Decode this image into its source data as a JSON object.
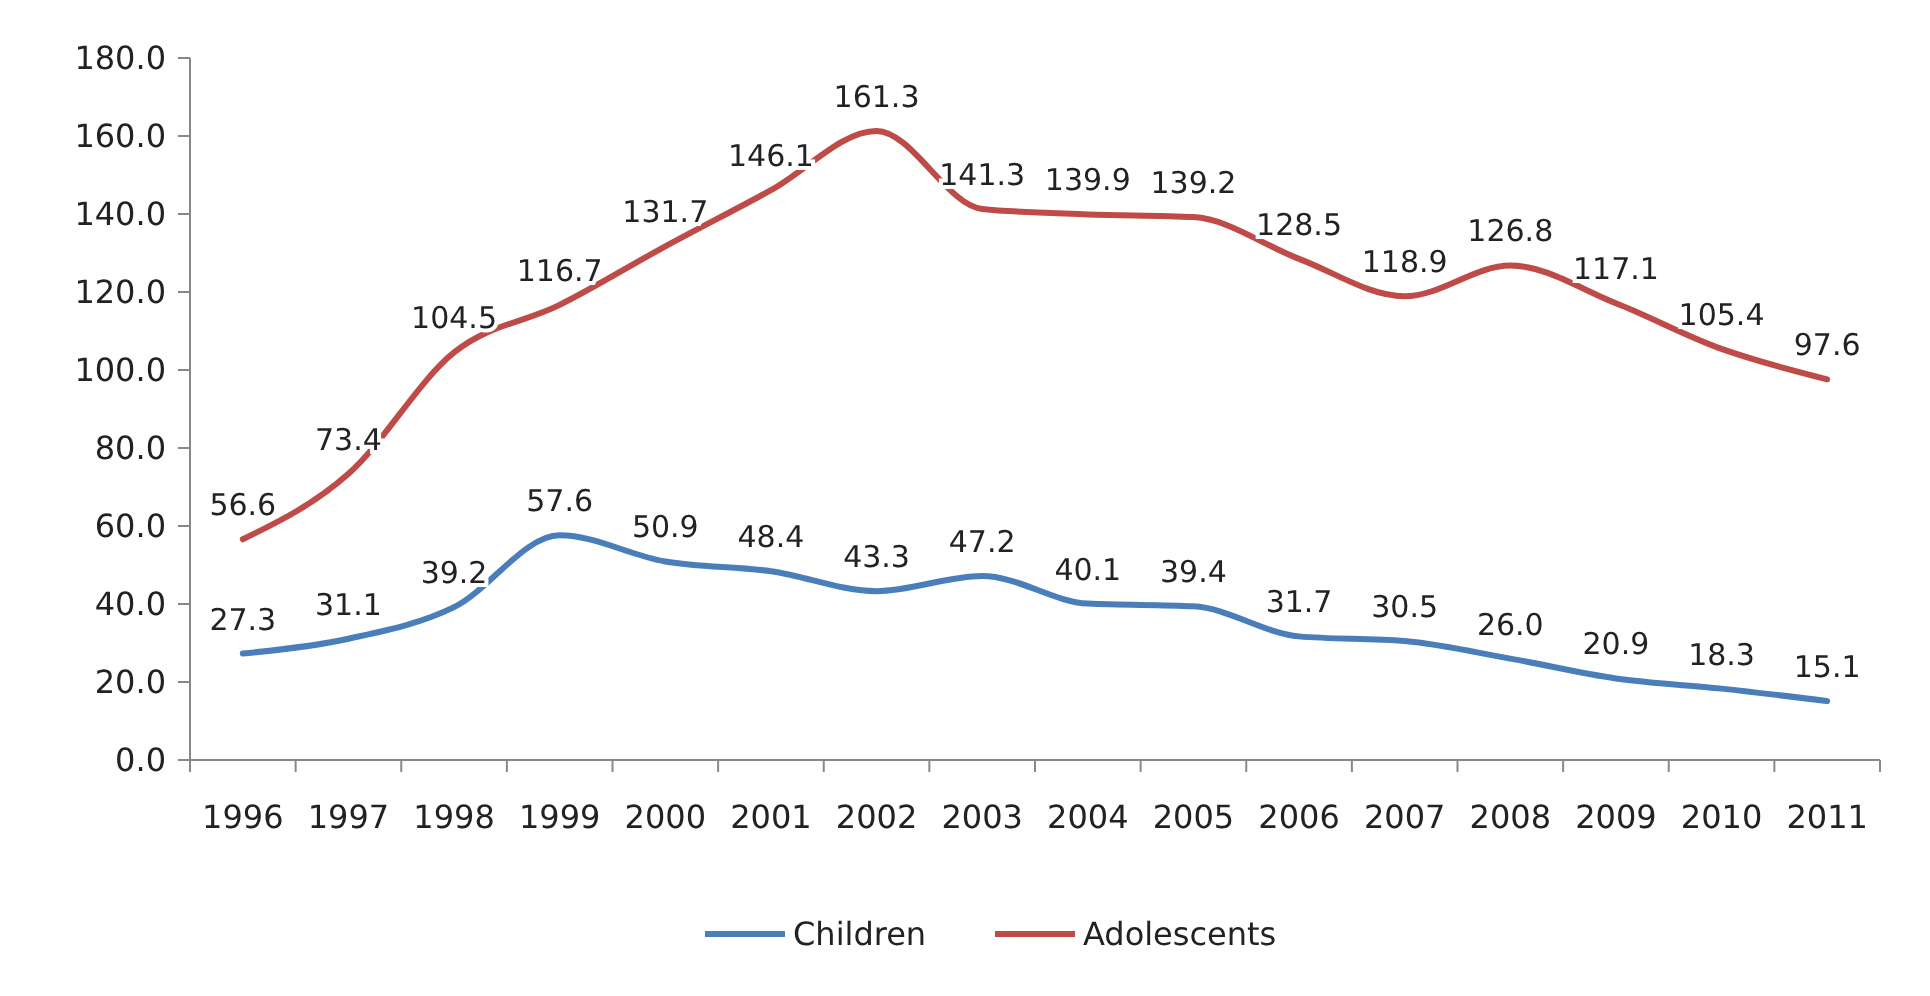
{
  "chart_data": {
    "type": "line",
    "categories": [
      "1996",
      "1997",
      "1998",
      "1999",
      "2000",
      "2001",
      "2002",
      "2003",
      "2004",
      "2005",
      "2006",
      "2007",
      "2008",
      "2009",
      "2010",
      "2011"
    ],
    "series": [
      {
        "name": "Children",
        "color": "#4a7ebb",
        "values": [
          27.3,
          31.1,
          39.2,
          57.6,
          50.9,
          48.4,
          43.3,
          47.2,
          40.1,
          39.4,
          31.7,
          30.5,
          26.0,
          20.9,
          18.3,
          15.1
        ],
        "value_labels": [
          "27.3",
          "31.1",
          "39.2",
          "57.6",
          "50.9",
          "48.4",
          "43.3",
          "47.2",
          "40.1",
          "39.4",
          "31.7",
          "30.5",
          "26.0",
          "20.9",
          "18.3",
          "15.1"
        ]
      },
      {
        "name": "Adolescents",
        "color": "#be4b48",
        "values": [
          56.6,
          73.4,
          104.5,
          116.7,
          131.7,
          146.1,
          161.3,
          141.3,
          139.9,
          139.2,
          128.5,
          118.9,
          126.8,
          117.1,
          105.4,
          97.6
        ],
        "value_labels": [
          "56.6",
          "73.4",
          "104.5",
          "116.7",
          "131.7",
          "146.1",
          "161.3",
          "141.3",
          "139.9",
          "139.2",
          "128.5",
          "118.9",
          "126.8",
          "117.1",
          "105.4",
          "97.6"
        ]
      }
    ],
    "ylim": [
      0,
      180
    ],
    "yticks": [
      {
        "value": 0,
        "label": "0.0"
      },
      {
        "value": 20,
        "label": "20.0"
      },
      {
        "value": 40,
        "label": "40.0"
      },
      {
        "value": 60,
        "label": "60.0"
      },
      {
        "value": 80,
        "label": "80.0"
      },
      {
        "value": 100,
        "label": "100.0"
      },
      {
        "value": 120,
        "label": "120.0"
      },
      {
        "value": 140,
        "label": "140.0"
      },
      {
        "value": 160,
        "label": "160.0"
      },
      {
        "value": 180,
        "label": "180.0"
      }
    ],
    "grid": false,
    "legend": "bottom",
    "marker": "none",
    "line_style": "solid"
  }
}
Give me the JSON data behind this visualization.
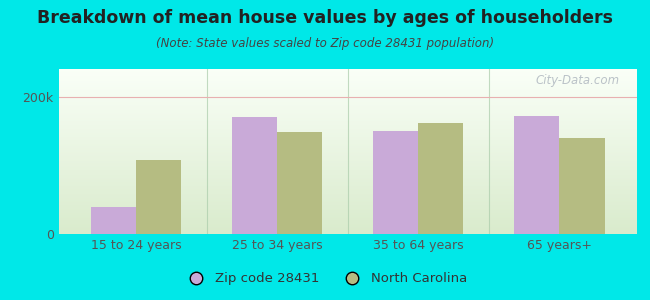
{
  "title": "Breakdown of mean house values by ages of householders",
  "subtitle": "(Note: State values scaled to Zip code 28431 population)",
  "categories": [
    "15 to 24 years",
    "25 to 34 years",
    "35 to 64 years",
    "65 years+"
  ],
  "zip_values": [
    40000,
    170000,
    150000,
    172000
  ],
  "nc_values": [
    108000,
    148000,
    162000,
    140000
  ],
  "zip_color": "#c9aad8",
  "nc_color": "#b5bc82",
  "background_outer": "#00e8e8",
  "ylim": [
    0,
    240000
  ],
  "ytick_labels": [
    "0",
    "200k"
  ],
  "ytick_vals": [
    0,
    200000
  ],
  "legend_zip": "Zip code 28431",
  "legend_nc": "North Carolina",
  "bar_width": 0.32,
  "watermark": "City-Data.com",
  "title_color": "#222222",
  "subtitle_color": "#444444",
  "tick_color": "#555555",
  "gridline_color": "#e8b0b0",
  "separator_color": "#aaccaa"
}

■ ■ ■

TASK GOAL: Of the lines in this data, how many contain "JSON"? Reply with only the number.

WORKED ANSWER: 2